EXERCISE DETAILS
Lines containing the word "апреля" are to be located and copied.

DATA FOR THE TASK
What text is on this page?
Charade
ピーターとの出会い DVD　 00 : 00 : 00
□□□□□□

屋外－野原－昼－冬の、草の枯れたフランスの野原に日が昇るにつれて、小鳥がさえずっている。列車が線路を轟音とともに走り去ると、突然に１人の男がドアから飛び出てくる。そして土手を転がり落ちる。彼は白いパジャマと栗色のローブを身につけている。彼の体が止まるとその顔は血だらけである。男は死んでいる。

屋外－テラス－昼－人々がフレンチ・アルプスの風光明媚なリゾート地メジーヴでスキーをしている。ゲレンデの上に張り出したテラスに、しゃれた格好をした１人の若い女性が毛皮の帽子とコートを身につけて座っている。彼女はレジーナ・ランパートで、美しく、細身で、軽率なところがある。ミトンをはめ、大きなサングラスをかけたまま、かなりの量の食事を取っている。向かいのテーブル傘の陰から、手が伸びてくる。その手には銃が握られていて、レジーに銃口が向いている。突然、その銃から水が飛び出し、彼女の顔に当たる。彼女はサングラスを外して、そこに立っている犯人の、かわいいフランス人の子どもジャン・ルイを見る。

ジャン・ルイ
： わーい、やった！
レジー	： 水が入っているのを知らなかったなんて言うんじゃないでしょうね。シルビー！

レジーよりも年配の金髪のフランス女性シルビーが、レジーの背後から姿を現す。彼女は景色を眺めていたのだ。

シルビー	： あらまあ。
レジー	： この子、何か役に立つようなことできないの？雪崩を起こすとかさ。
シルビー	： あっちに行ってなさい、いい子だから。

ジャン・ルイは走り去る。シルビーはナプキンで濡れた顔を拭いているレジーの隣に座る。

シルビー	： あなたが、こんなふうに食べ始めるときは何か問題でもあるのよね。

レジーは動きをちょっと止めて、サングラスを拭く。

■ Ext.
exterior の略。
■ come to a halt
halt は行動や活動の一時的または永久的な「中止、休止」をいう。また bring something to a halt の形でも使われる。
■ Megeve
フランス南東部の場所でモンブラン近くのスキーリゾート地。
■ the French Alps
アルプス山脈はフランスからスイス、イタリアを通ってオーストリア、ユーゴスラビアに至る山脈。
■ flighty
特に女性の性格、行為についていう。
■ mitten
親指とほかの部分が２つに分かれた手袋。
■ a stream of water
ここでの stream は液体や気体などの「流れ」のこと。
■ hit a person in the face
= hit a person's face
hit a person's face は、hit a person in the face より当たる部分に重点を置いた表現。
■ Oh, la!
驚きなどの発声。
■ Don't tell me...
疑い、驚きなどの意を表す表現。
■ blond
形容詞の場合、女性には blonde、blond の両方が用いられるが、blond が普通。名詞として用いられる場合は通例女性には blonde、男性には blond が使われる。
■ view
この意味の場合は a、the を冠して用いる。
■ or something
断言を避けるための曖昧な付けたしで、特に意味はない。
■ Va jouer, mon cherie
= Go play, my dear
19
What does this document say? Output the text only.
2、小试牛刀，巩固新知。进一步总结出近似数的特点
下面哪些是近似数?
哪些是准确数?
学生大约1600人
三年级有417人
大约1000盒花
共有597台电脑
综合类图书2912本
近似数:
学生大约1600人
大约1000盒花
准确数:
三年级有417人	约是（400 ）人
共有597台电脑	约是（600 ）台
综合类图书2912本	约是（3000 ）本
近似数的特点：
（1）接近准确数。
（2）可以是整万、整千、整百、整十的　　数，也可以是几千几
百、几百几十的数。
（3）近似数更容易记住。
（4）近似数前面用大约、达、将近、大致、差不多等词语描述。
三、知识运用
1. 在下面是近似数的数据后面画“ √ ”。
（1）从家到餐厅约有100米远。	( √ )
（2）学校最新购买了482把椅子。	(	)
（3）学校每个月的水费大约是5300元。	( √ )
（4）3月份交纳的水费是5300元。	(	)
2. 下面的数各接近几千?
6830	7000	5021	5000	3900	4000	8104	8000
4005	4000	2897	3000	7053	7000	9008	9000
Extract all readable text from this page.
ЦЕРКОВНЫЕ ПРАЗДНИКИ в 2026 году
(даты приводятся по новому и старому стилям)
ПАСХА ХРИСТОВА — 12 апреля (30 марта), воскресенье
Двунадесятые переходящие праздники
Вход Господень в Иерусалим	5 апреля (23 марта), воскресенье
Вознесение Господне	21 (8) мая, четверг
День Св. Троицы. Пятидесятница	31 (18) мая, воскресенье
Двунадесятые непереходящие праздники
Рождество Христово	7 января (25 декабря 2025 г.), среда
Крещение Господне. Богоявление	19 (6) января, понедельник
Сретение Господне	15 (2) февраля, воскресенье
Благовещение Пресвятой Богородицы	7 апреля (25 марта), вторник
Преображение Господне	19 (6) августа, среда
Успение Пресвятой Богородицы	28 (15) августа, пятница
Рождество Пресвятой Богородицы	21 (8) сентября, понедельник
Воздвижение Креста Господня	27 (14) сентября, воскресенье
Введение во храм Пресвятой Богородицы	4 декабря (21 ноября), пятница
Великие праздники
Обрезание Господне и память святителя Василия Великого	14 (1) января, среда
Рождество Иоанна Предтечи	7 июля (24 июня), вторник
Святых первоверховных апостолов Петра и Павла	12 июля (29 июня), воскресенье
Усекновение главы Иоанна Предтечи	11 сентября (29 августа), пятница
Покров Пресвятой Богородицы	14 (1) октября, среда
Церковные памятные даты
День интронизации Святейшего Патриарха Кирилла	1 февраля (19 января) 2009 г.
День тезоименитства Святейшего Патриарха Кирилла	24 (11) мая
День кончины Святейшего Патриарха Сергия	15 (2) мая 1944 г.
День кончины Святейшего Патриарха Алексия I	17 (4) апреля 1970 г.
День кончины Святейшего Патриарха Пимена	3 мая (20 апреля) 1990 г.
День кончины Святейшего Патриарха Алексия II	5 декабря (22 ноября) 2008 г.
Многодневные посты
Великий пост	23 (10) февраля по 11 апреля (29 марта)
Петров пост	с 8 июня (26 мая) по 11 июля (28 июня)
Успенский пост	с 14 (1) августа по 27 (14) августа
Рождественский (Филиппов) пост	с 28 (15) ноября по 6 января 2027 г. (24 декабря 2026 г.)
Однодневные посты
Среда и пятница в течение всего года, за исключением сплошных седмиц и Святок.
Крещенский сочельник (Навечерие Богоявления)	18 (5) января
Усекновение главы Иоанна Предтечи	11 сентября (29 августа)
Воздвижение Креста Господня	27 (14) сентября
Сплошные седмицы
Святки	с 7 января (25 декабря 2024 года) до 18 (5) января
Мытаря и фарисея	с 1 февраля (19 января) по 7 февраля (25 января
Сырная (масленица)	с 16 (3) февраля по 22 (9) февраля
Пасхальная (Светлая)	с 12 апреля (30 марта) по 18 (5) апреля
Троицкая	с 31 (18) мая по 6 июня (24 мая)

RESPONSE BELOW
ПАСХА ХРИСТОВА — 12 апреля (30 марта), воскресенье
Вход Господень в Иерусалим	5 апреля (23 марта), воскресенье
Благовещение Пресвятой Богородицы	7 апреля (25 марта), вторник
День кончины Святейшего Патриарха Алексия I	17 (4) апреля 1970 г.
День кончины Святейшего Патриарха Пимена	3 мая (20 апреля) 1990 г.
Великий пост	23 (10) февраля по 11 апреля (29 марта)
Пасхальная (Светлая)	с 12 апреля (30 марта) по 18 (5) апреля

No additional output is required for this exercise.